>>>>>
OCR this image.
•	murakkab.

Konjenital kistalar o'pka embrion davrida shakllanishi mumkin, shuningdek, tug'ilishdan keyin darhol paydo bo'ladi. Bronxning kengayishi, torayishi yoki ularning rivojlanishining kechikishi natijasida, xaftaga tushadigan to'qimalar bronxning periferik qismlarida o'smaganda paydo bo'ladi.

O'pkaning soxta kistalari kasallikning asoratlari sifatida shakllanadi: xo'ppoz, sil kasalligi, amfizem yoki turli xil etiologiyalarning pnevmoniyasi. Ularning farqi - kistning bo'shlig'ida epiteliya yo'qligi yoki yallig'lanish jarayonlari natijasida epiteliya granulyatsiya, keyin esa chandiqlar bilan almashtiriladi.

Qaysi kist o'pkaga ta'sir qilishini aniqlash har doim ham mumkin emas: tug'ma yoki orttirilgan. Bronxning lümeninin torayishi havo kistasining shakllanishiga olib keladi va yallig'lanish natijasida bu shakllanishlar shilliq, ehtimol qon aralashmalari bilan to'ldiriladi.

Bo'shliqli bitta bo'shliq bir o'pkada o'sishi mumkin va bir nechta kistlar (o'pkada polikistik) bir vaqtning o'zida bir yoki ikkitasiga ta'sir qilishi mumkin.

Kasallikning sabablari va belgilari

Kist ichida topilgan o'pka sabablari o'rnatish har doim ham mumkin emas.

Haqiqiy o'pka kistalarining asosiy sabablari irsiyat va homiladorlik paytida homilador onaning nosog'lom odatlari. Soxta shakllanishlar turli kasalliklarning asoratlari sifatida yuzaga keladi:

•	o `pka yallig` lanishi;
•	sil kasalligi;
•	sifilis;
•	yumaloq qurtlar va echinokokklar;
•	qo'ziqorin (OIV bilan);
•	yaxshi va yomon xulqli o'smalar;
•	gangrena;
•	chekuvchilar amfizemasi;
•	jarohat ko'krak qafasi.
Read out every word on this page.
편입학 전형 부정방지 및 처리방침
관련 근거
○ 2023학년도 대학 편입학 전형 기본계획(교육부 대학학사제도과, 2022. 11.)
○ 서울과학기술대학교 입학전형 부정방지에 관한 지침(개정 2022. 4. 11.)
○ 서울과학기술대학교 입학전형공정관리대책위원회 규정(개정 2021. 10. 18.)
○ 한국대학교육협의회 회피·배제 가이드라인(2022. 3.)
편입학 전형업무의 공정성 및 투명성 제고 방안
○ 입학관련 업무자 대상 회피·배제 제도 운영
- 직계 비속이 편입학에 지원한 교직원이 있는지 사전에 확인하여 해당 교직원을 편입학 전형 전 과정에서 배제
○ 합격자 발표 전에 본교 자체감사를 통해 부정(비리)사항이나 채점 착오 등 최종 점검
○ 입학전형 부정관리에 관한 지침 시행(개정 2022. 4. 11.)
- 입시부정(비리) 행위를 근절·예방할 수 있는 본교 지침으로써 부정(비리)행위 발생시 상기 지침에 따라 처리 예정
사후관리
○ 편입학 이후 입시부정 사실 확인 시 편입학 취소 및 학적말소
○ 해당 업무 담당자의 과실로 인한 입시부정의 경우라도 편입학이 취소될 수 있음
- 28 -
<<<<<
## What is expected
Filter the entries down to the lines containing "sifatida". Copy each of those lines.

## Finished answer
O'pkaning soxta kistalari kasallikning asoratlari sifatida shakllanadi: xo'ppoz, sil kasalligi, amfizem yoki turli xil etiologiyalarning pnevmoniyasi. Ularning farqi - kistning bo'shlig'ida epiteliya yo'qligi yoki yallig'lanish jarayonlari natijasida epiteliya granulyatsiya, keyin esa chandiqlar bilan almashtiriladi.
Haqiqiy o'pka kistalarining asosiy sabablari irsiyat va homiladorlik paytida homilador onaning nosog'lom odatlari. Soxta shakllanishlar turli kasalliklarning asoratlari sifatida yuzaga keladi:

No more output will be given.